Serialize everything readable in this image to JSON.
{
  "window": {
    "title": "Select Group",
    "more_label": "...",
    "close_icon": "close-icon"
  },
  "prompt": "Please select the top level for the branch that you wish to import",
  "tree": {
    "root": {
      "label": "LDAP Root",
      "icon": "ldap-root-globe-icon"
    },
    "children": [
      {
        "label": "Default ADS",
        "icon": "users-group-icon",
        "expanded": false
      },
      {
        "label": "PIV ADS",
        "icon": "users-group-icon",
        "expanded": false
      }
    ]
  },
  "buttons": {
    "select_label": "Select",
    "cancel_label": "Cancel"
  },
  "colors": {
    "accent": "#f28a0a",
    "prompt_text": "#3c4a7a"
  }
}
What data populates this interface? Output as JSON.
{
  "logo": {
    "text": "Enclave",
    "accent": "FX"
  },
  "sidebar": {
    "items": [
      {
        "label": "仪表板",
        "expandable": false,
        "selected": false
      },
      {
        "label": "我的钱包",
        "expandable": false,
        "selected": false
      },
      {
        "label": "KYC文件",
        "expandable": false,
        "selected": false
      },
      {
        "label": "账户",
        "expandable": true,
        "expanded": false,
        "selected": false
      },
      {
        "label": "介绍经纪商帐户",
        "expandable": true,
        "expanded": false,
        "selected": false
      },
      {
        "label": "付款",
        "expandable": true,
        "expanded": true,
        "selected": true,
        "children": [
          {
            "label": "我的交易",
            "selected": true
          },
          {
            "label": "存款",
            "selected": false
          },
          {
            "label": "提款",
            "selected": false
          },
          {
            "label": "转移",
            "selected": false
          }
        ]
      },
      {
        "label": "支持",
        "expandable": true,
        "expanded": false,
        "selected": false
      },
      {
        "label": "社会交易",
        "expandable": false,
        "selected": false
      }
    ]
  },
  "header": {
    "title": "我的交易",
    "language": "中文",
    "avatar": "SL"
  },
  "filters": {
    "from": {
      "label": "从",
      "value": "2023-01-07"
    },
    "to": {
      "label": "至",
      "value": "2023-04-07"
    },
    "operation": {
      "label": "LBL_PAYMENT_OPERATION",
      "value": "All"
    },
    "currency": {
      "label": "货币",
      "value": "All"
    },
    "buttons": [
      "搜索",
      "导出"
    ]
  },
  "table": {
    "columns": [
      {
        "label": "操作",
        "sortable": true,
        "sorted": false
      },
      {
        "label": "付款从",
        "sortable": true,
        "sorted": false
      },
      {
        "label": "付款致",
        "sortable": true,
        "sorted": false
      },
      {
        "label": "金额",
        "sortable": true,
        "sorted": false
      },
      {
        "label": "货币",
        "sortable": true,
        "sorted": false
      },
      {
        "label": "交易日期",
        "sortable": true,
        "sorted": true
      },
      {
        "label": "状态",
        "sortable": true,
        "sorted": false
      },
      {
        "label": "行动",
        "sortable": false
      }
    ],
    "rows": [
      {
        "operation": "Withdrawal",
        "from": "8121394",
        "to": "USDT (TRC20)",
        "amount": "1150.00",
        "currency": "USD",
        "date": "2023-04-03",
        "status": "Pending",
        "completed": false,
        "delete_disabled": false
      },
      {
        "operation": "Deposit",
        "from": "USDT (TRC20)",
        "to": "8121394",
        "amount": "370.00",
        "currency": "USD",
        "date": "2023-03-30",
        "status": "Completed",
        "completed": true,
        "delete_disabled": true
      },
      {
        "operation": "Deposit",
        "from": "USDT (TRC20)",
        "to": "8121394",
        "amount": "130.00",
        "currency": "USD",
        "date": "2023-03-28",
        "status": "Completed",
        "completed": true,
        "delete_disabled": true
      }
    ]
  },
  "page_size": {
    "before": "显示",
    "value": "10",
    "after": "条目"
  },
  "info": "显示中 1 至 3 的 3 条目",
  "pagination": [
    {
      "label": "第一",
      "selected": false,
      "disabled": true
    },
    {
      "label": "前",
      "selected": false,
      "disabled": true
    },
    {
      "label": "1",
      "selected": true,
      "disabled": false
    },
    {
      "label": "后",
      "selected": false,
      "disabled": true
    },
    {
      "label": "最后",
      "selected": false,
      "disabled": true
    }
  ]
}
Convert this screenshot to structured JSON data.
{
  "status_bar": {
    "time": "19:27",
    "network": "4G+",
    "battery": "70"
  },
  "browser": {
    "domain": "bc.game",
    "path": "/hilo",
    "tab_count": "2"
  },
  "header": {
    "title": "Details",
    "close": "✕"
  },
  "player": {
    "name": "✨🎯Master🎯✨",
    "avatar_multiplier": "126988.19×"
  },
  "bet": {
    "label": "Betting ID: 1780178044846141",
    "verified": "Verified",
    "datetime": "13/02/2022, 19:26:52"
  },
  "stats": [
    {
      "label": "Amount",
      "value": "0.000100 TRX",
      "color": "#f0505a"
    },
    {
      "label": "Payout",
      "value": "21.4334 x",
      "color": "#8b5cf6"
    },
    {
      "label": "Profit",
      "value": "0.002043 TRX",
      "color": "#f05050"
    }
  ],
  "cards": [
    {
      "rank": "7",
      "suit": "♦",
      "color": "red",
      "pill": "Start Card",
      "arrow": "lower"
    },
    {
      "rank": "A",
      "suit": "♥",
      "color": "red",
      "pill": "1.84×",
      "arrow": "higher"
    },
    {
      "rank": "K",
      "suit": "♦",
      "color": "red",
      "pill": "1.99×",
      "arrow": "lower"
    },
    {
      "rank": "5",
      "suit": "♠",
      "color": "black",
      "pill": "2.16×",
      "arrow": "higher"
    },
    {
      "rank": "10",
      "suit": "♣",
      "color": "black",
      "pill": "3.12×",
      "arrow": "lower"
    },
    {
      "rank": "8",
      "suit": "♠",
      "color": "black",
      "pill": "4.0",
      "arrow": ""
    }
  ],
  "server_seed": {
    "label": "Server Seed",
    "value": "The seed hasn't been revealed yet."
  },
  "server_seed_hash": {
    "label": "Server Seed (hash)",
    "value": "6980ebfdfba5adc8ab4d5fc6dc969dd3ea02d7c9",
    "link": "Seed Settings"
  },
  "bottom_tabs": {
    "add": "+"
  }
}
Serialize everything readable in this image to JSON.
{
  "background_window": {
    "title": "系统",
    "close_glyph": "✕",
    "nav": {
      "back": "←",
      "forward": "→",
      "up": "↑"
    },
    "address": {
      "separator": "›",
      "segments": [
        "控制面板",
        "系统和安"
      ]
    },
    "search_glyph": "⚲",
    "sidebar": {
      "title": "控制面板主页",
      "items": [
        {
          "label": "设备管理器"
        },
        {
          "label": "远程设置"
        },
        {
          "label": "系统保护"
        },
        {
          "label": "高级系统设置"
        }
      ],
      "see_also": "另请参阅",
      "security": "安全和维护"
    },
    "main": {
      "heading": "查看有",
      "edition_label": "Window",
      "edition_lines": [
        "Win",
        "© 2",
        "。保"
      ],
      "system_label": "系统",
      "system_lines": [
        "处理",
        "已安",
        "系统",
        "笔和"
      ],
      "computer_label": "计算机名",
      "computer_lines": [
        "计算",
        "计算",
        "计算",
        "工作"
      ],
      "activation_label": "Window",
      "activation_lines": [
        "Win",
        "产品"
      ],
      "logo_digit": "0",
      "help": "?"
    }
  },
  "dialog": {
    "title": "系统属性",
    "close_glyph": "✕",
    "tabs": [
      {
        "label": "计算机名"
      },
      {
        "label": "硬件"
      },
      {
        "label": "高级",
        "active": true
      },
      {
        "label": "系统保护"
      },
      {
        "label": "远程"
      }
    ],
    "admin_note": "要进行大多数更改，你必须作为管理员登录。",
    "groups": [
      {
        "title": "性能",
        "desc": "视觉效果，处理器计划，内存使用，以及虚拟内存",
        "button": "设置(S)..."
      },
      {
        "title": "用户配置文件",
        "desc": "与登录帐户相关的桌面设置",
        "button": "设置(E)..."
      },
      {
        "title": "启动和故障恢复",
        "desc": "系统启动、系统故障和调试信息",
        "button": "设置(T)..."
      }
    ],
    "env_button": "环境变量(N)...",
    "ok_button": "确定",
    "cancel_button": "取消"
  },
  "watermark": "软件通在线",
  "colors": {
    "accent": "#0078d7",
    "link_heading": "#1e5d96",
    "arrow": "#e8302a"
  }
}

..........

Which lines hold the word "rank"? Copy all of them.

Full response:
      "rank": "7",
      "rank": "A",
      "rank": "K",
      "rank": "5",
      "rank": "10",
      "rank": "8",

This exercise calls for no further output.